» **What is required**
Scan the lines below for the word "DAKOTA". Copy each line you find it in.
++++++++++
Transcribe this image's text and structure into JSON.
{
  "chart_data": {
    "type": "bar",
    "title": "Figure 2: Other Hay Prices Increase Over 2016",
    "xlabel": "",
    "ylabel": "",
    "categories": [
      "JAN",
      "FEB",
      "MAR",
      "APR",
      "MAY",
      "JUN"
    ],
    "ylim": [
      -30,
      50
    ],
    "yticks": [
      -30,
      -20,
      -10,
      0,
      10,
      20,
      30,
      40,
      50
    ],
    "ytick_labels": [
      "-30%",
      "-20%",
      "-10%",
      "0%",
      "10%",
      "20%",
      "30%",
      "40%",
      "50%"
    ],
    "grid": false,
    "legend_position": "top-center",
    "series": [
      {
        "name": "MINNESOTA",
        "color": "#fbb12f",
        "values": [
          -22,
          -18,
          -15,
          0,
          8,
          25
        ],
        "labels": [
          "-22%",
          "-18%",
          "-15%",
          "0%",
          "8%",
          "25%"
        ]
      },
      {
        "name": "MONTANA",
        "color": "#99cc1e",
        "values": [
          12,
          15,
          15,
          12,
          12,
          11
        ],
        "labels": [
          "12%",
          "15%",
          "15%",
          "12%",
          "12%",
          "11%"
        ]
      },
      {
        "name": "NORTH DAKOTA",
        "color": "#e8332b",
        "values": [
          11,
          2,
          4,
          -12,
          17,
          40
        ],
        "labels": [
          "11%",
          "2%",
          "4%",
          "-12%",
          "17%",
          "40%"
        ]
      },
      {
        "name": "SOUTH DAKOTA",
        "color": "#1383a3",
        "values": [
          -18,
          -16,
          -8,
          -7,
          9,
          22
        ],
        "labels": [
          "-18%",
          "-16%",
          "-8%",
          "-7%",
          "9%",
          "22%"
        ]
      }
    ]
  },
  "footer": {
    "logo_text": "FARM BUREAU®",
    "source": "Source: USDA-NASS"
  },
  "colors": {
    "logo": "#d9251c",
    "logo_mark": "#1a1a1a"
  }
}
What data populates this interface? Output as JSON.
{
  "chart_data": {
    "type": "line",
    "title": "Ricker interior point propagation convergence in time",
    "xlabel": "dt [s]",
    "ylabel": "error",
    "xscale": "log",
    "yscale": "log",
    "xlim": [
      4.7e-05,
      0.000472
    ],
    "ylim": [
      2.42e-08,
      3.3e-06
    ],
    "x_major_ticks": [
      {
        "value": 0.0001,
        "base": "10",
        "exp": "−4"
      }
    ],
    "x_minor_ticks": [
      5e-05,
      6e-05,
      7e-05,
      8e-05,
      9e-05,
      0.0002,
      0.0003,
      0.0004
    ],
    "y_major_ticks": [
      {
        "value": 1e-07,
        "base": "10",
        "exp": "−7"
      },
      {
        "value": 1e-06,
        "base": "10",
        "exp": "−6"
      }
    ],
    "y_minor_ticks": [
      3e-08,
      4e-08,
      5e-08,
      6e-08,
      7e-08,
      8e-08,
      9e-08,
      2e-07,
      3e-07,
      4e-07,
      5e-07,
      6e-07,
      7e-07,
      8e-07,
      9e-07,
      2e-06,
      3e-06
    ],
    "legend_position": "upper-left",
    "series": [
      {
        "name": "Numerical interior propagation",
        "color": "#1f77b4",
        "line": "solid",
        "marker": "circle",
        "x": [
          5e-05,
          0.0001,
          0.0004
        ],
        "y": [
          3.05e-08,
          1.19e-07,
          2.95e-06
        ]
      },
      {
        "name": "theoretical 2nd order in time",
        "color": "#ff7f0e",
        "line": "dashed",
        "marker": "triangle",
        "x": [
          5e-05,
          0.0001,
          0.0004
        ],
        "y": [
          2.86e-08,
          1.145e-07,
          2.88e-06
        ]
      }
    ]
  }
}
++++++++++
» **Finished answer**
        "name": "NORTH DAKOTA",
        "name": "SOUTH DAKOTA",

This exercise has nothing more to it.